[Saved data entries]
+++
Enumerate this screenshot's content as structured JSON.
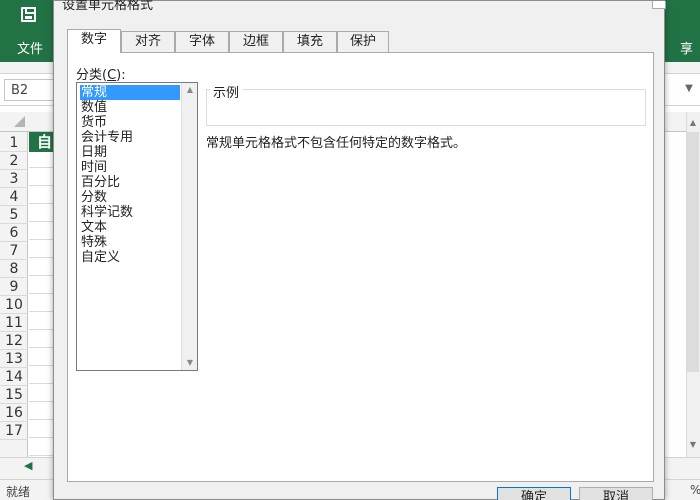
{
  "excel": {
    "ribbon_tab_file": "文件",
    "ribbon_share": "享",
    "name_box": "B2",
    "selected_cell_text": "自",
    "row_numbers": [
      "1",
      "2",
      "3",
      "4",
      "5",
      "6",
      "7",
      "8",
      "9",
      "10",
      "11",
      "12",
      "13",
      "14",
      "15",
      "16",
      "17"
    ],
    "status_text": "就绪",
    "zoom_text": "%",
    "colors": {
      "accent": "#217346",
      "selection": "#3399ff"
    }
  },
  "dialog": {
    "title": "设置单元格格式",
    "tabs": [
      {
        "label": "数字",
        "active": true
      },
      {
        "label": "对齐"
      },
      {
        "label": "字体"
      },
      {
        "label": "边框"
      },
      {
        "label": "填充"
      },
      {
        "label": "保护"
      }
    ],
    "category_label": "分类(C):",
    "category_label_main": "分类(",
    "category_label_key": "C",
    "category_label_tail": "):",
    "categories": [
      "常规",
      "数值",
      "货币",
      "会计专用",
      "日期",
      "时间",
      "百分比",
      "分数",
      "科学记数",
      "文本",
      "特殊",
      "自定义"
    ],
    "selected_category": "常规",
    "sample_label": "示例",
    "description": "常规单元格格式不包含任何特定的数字格式。",
    "ok_button": "确定",
    "cancel_button": "取消"
  }
}
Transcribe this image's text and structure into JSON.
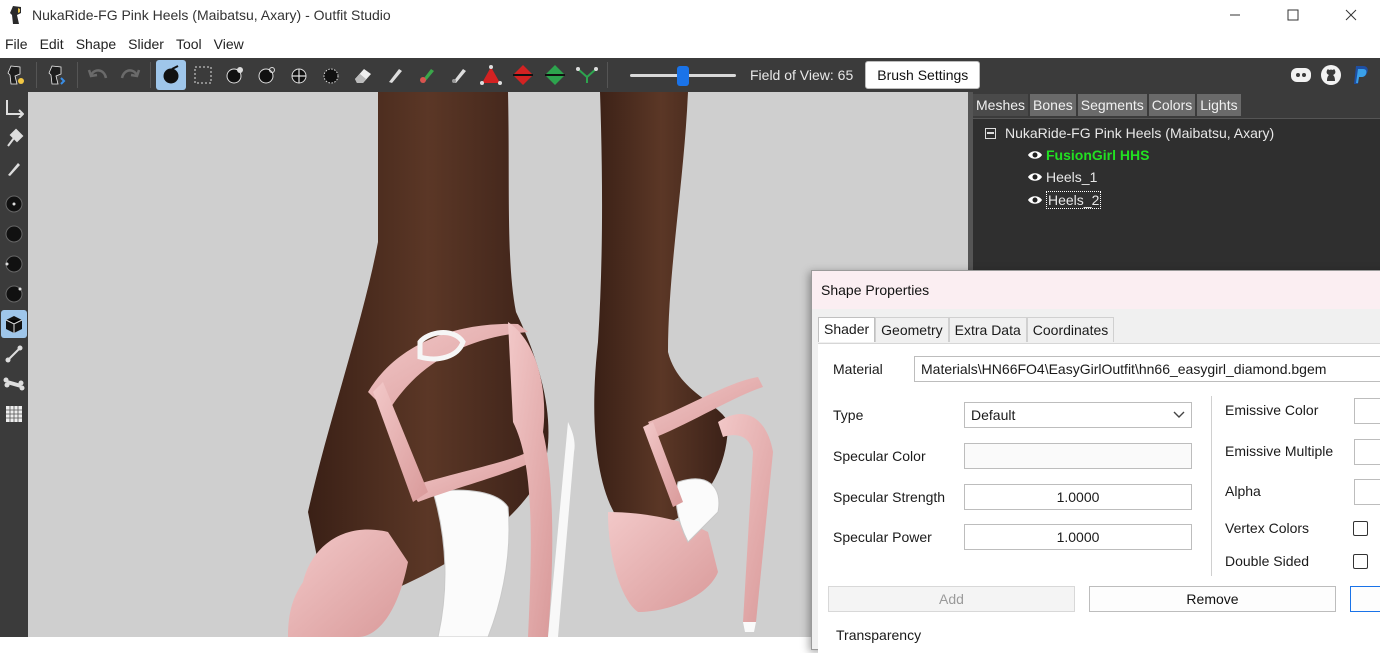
{
  "window": {
    "title": "NukaRide-FG Pink Heels (Maibatsu, Axary) - Outfit Studio",
    "controls": [
      "minimize",
      "maximize",
      "close"
    ]
  },
  "menu": [
    "File",
    "Edit",
    "Shape",
    "Slider",
    "Tool",
    "View"
  ],
  "toolbar": {
    "fov_label": "Field of View: 65",
    "fov_value": 65,
    "brush_settings": "Brush Settings"
  },
  "right_panel": {
    "tabs": [
      "Meshes",
      "Bones",
      "Segments",
      "Colors",
      "Lights"
    ],
    "tree": {
      "root": "NukaRide-FG Pink Heels (Maibatsu, Axary)",
      "items": [
        "FusionGirl HHS",
        "Heels_1",
        "Heels_2"
      ]
    }
  },
  "dialog": {
    "title": "Shape Properties",
    "tabs": [
      "Shader",
      "Geometry",
      "Extra Data",
      "Coordinates"
    ],
    "material_label": "Material",
    "material_value": "Materials\\HN66FO4\\EasyGirlOutfit\\hn66_easygirl_diamond.bgem",
    "type_label": "Type",
    "type_value": "Default",
    "specular_color_label": "Specular Color",
    "specular_strength_label": "Specular Strength",
    "specular_strength_value": "1.0000",
    "specular_power_label": "Specular Power",
    "specular_power_value": "1.0000",
    "emissive_color_label": "Emissive Color",
    "emissive_multiple_label": "Emissive Multiple",
    "alpha_label": "Alpha",
    "vertex_colors_label": "Vertex Colors",
    "double_sided_label": "Double Sided",
    "add_button": "Add",
    "remove_button": "Remove",
    "transparency_label": "Transparency"
  },
  "colors": {
    "dark_ui": "#3b3b3b",
    "highlight": "#9fc6ea",
    "green_shape": "#22e022",
    "viewport_bg": "#cfcfcf",
    "skin": "#4e2e20",
    "heel_pink": "#e8b4b4"
  }
}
+++
EXERCISE DIRECTIONS:
Only the lines from the line bearing "Transcribe this image's" to the end of the listing above, both inclusive, should be extracted verbatim; the pictures are excluded.

WRITTEN SOLUTION:
Transcribe this image's text and structure into JSON.
{
  "window": {
    "title": "NukaRide-FG Pink Heels (Maibatsu, Axary) - Outfit Studio",
    "controls": [
      "minimize",
      "maximize",
      "close"
    ]
  },
  "menu": [
    "File",
    "Edit",
    "Shape",
    "Slider",
    "Tool",
    "View"
  ],
  "toolbar": {
    "fov_label": "Field of View: 65",
    "fov_value": 65,
    "brush_settings": "Brush Settings"
  },
  "right_panel": {
    "tabs": [
      "Meshes",
      "Bones",
      "Segments",
      "Colors",
      "Lights"
    ],
    "tree": {
      "root": "NukaRide-FG Pink Heels (Maibatsu, Axary)",
      "items": [
        "FusionGirl HHS",
        "Heels_1",
        "Heels_2"
      ]
    }
  },
  "dialog": {
    "title": "Shape Properties",
    "tabs": [
      "Shader",
      "Geometry",
      "Extra Data",
      "Coordinates"
    ],
    "material_label": "Material",
    "material_value": "Materials\\HN66FO4\\EasyGirlOutfit\\hn66_easygirl_diamond.bgem",
    "type_label": "Type",
    "type_value": "Default",
    "specular_color_label": "Specular Color",
    "specular_strength_label": "Specular Strength",
    "specular_strength_value": "1.0000",
    "specular_power_label": "Specular Power",
    "specular_power_value": "1.0000",
    "emissive_color_label": "Emissive Color",
    "emissive_multiple_label": "Emissive Multiple",
    "alpha_label": "Alpha",
    "vertex_colors_label": "Vertex Colors",
    "double_sided_label": "Double Sided",
    "add_button": "Add",
    "remove_button": "Remove",
    "transparency_label": "Transparency"
  },
  "colors": {
    "dark_ui": "#3b3b3b",
    "highlight": "#9fc6ea",
    "green_shape": "#22e022",
    "viewport_bg": "#cfcfcf",
    "skin": "#4e2e20",
    "heel_pink": "#e8b4b4"
  }
}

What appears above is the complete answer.